Data in this exercise ▸
_____

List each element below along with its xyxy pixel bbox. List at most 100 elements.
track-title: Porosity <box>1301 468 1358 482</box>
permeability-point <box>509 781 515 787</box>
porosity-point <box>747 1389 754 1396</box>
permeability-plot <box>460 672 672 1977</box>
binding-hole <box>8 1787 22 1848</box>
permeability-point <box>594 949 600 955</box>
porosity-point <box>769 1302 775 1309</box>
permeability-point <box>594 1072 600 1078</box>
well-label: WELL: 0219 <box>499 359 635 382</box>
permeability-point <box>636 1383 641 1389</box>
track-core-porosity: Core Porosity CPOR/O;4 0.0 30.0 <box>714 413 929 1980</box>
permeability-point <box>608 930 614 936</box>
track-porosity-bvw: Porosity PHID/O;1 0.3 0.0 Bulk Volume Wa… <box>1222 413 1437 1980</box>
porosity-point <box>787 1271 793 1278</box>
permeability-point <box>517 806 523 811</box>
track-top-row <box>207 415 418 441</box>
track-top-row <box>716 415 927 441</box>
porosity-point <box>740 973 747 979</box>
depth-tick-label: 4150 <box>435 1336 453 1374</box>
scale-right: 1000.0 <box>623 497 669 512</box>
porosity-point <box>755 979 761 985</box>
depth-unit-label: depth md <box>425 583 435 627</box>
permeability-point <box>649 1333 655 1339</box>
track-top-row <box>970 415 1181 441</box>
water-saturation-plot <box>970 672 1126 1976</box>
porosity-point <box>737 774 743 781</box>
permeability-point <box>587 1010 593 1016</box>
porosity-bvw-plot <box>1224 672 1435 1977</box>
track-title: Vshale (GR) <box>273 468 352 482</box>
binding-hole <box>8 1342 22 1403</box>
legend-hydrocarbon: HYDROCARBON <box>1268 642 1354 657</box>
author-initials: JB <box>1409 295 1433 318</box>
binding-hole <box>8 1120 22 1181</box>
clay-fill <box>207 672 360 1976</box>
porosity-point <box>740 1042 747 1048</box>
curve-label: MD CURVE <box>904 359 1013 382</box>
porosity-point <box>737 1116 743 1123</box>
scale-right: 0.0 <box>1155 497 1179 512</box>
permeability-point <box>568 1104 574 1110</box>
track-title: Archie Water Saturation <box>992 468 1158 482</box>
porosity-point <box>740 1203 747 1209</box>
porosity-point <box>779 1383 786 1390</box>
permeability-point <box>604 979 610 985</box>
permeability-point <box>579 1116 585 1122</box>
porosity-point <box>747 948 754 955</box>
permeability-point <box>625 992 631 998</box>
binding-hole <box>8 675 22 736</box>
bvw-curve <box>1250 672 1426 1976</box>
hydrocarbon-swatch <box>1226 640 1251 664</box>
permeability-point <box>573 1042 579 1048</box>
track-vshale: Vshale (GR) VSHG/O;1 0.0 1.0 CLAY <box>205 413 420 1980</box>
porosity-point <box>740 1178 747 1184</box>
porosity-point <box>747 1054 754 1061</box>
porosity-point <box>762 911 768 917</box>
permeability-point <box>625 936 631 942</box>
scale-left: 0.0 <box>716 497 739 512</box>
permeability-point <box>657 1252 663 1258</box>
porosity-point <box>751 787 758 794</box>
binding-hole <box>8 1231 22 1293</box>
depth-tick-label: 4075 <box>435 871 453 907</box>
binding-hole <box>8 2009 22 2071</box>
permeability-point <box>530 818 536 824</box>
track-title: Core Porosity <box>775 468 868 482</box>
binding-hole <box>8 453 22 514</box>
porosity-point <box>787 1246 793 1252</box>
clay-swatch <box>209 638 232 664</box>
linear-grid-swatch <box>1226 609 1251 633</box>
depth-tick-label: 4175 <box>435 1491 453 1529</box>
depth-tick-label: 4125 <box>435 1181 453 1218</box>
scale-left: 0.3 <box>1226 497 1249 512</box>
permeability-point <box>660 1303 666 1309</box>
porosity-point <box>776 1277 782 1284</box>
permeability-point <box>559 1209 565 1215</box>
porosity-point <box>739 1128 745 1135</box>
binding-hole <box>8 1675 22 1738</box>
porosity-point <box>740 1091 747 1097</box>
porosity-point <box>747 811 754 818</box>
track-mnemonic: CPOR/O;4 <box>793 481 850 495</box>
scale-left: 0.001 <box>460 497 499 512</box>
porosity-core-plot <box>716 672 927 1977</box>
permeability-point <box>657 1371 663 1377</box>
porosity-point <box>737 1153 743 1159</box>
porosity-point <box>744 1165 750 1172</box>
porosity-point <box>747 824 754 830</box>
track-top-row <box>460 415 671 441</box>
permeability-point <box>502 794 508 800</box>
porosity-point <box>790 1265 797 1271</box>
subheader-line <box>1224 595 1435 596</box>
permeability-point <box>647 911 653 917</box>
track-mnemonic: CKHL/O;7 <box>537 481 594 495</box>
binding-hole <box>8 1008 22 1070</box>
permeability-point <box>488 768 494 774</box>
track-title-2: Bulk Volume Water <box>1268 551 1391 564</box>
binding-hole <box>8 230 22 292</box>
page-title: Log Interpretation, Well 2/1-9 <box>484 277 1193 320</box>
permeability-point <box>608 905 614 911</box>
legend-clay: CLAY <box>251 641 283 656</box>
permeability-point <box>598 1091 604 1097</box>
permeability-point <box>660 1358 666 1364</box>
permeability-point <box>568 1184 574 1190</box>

_____

Write out the listing above from its first line through the line that contains "permeability-point <box>579 1116", including both of those lines.

List each element below along with its xyxy pixel bbox. List at most 100 elements.
track-title: Porosity <box>1301 468 1358 482</box>
permeability-point <box>509 781 515 787</box>
porosity-point <box>747 1389 754 1396</box>
permeability-plot <box>460 672 672 1977</box>
binding-hole <box>8 1787 22 1848</box>
permeability-point <box>594 949 600 955</box>
porosity-point <box>769 1302 775 1309</box>
permeability-point <box>594 1072 600 1078</box>
well-label: WELL: 0219 <box>499 359 635 382</box>
permeability-point <box>636 1383 641 1389</box>
track-core-porosity: Core Porosity CPOR/O;4 0.0 30.0 <box>714 413 929 1980</box>
permeability-point <box>608 930 614 936</box>
track-porosity-bvw: Porosity PHID/O;1 0.3 0.0 Bulk Volume Wa… <box>1222 413 1437 1980</box>
porosity-point <box>787 1271 793 1278</box>
permeability-point <box>517 806 523 811</box>
track-top-row <box>207 415 418 441</box>
track-top-row <box>716 415 927 441</box>
porosity-point <box>740 973 747 979</box>
depth-tick-label: 4150 <box>435 1336 453 1374</box>
scale-right: 1000.0 <box>623 497 669 512</box>
porosity-point <box>755 979 761 985</box>
depth-unit-label: depth md <box>425 583 435 627</box>
permeability-point <box>649 1333 655 1339</box>
track-top-row <box>970 415 1181 441</box>
water-saturation-plot <box>970 672 1126 1976</box>
porosity-point <box>737 774 743 781</box>
permeability-point <box>587 1010 593 1016</box>
porosity-bvw-plot <box>1224 672 1435 1977</box>
track-title: Vshale (GR) <box>273 468 352 482</box>
binding-hole <box>8 1342 22 1403</box>
legend-hydrocarbon: HYDROCARBON <box>1268 642 1354 657</box>
author-initials: JB <box>1409 295 1433 318</box>
binding-hole <box>8 1120 22 1181</box>
clay-fill <box>207 672 360 1976</box>
porosity-point <box>740 1042 747 1048</box>
curve-label: MD CURVE <box>904 359 1013 382</box>
porosity-point <box>737 1116 743 1123</box>
scale-right: 0.0 <box>1155 497 1179 512</box>
permeability-point <box>568 1104 574 1110</box>
track-title: Archie Water Saturation <box>992 468 1158 482</box>
porosity-point <box>740 1203 747 1209</box>
porosity-point <box>779 1383 786 1390</box>
permeability-point <box>604 979 610 985</box>
permeability-point <box>579 1116 585 1122</box>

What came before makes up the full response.